▶ Task details
With the pictures omitted, write out the entries that follow exactly as they stand.

▶ Records excerpted from a collection

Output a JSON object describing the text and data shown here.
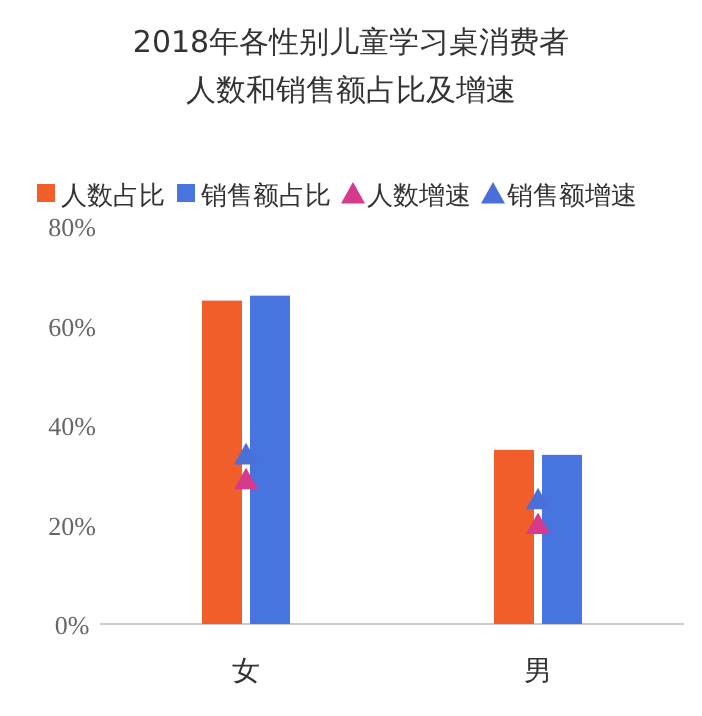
{
  "chart_data": {
    "type": "bar",
    "title": "2018年各性别儿童学习桌消费者",
    "subtitle": "人数和销售额占比及增速",
    "categories": [
      "女",
      "男"
    ],
    "series": [
      {
        "name": "人数占比",
        "color": "#f25e2a",
        "values": [
          65,
          35
        ]
      },
      {
        "name": "销售额占比",
        "color": "#4874e0",
        "values": [
          66,
          34
        ]
      },
      {
        "name": "人数增速",
        "type": "scatter",
        "marker": "triangle",
        "color": "#d63a8c",
        "values": [
          29,
          20
        ]
      },
      {
        "name": "销售额增速",
        "type": "scatter",
        "marker": "triangle",
        "color": "#4a6fd8",
        "values": [
          34,
          25
        ]
      }
    ],
    "ylim": [
      0,
      80
    ],
    "yticks": [
      {
        "value": 0,
        "label": "0%"
      },
      {
        "value": 20,
        "label": "20%"
      },
      {
        "value": 40,
        "label": "40%"
      },
      {
        "value": 60,
        "label": "60%"
      },
      {
        "value": 80,
        "label": "80%"
      }
    ],
    "legend": "top",
    "grid": false
  }
}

▶ Result for this exercise
Output a JSON object describing the text and data shown here.
{
  "chart_data": {
    "type": "bar",
    "title": "2018年各性别儿童学习桌消费者",
    "subtitle": "人数和销售额占比及增速",
    "categories": [
      "女",
      "男"
    ],
    "series": [
      {
        "name": "人数占比",
        "color": "#f25e2a",
        "values": [
          65,
          35
        ]
      },
      {
        "name": "销售额占比",
        "color": "#4874e0",
        "values": [
          66,
          34
        ]
      },
      {
        "name": "人数增速",
        "type": "scatter",
        "marker": "triangle",
        "color": "#d63a8c",
        "values": [
          29,
          20
        ]
      },
      {
        "name": "销售额增速",
        "type": "scatter",
        "marker": "triangle",
        "color": "#4a6fd8",
        "values": [
          34,
          25
        ]
      }
    ],
    "ylim": [
      0,
      80
    ],
    "yticks": [
      {
        "value": 0,
        "label": "0%"
      },
      {
        "value": 20,
        "label": "20%"
      },
      {
        "value": 40,
        "label": "40%"
      },
      {
        "value": 60,
        "label": "60%"
      },
      {
        "value": 80,
        "label": "80%"
      }
    ],
    "legend": "top",
    "grid": false
  }
}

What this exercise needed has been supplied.